作業指示. 以下のすべての行を、空行を除いてMarkdownの表にまとめてください。列は「番号」と「行」の二つとし、「番号」に通し番号を、「行」に各行の文字列を入れてください。

保存済みの行.
********
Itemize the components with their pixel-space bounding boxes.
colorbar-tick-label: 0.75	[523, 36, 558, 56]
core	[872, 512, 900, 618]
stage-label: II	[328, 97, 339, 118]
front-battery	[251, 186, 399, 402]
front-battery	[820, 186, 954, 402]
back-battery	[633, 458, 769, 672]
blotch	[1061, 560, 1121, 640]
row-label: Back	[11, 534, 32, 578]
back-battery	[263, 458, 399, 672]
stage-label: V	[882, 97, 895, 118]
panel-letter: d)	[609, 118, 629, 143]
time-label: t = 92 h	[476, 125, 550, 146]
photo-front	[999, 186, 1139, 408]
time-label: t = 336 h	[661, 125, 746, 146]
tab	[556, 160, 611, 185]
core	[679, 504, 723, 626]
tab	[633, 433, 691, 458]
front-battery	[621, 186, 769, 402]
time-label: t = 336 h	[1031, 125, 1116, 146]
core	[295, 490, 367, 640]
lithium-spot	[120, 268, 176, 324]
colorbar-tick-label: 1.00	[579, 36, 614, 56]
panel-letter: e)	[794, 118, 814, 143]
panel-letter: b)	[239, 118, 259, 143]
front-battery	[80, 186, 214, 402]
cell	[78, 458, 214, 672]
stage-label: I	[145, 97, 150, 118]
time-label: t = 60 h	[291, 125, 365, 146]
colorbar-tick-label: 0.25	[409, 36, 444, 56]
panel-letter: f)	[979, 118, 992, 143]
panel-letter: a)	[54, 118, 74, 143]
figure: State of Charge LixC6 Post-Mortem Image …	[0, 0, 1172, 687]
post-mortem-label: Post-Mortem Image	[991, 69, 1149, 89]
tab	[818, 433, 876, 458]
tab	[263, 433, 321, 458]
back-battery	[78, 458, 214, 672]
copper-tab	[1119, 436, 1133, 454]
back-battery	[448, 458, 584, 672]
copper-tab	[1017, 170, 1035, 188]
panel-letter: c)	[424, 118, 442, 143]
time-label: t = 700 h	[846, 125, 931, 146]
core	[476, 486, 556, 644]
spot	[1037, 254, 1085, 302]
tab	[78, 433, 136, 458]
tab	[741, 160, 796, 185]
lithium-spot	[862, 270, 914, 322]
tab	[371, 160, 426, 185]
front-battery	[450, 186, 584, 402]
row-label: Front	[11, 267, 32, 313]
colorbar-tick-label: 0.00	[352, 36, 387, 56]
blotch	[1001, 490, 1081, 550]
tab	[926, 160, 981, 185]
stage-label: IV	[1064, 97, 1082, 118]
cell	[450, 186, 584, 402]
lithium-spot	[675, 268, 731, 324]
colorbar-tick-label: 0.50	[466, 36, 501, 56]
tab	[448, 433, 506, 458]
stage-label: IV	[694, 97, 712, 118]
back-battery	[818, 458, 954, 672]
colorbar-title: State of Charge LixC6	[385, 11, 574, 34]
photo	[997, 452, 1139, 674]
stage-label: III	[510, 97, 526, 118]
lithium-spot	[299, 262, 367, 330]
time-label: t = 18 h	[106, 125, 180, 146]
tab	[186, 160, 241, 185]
********
解答.
| 番号 | 行 |
|---|---|
| 1 | Itemize the components with their pixel-space bounding boxes. |
| 2 | colorbar-tick-label: 0.75	[523, 36, 558, 56] |
| 3 | core	[872, 512, 900, 618] |
| 4 | stage-label: II	[328, 97, 339, 118] |
| 5 | front-battery	[251, 186, 399, 402] |
| 6 | front-battery	[820, 186, 954, 402] |
| 7 | back-battery	[633, 458, 769, 672] |
| 8 | blotch	[1061, 560, 1121, 640] |
| 9 | row-label: Back	[11, 534, 32, 578] |
| 10 | back-battery	[263, 458, 399, 672] |
| 11 | stage-label: V	[882, 97, 895, 118] |
| 12 | panel-letter: d)	[609, 118, 629, 143] |
| 13 | time-label: t = 92 h	[476, 125, 550, 146] |
| 14 | photo-front	[999, 186, 1139, 408] |
| 15 | time-label: t = 336 h	[661, 125, 746, 146] |
| 16 | tab	[556, 160, 611, 185] |
| 17 | core	[679, 504, 723, 626] |
| 18 | tab	[633, 433, 691, 458] |
| 19 | front-battery	[621, 186, 769, 402] |
| 20 | time-label: t = 336 h	[1031, 125, 1116, 146] |
| 21 | core	[295, 490, 367, 640] |
| 22 | lithium-spot	[120, 268, 176, 324] |
| 23 | colorbar-tick-label: 1.00	[579, 36, 614, 56] |
| 24 | panel-letter: e)	[794, 118, 814, 143] |
| 25 | panel-letter: b)	[239, 118, 259, 143] |
| 26 | front-battery	[80, 186, 214, 402] |
| 27 | cell	[78, 458, 214, 672] |
| 28 | stage-label: I	[145, 97, 150, 118] |
| 29 | time-label: t = 60 h	[291, 125, 365, 146] |
| 30 | colorbar-tick-label: 0.25	[409, 36, 444, 56] |
| 31 | panel-letter: f)	[979, 118, 992, 143] |
| 32 | panel-letter: a)	[54, 118, 74, 143] |
| 33 | figure: State of Charge LixC6 Post-Mortem Image …	[0, 0, 1172, 687] |
| 34 | post-mortem-label: Post-Mortem Image	[991, 69, 1149, 89] |
| 35 | tab	[818, 433, 876, 458] |
| 36 | tab	[263, 433, 321, 458] |
| 37 | back-battery	[78, 458, 214, 672] |
| 38 | copper-tab	[1119, 436, 1133, 454] |
| 39 | back-battery	[448, 458, 584, 672] |
| 40 | copper-tab	[1017, 170, 1035, 188] |
| 41 | panel-letter: c)	[424, 118, 442, 143] |
| 42 | time-label: t = 700 h	[846, 125, 931, 146] |
| 43 | core	[476, 486, 556, 644] |
| 44 | spot	[1037, 254, 1085, 302] |
| 45 | tab	[78, 433, 136, 458] |
| 46 | tab	[741, 160, 796, 185] |
| 47 | lithium-spot	[862, 270, 914, 322] |
| 48 | tab	[371, 160, 426, 185] |
| 49 | front-battery	[450, 186, 584, 402] |
| 50 | row-label: Front	[11, 267, 32, 313] |
| 51 | colorbar-tick-label: 0.00	[352, 36, 387, 56] |
| 52 | blotch	[1001, 490, 1081, 550] |
| 53 | tab	[926, 160, 981, 185] |
| 54 | stage-label: IV	[1064, 97, 1082, 118] |
| 55 | cell	[450, 186, 584, 402] |
| 56 | lithium-spot	[675, 268, 731, 324] |
| 57 | colorbar-tick-label: 0.50	[466, 36, 501, 56] |
| 58 | tab	[448, 433, 506, 458] |
| 59 | stage-label: IV	[694, 97, 712, 118] |
| 60 | back-battery	[818, 458, 954, 672] |
| 61 | colorbar-title: State of Charge LixC6	[385, 11, 574, 34] |
| 62 | photo	[997, 452, 1139, 674] |
| 63 | stage-label: III	[510, 97, 526, 118] |
| 64 | lithium-spot	[299, 262, 367, 330] |
| 65 | time-label: t = 18 h	[106, 125, 180, 146] |
| 66 | tab	[186, 160, 241, 185] |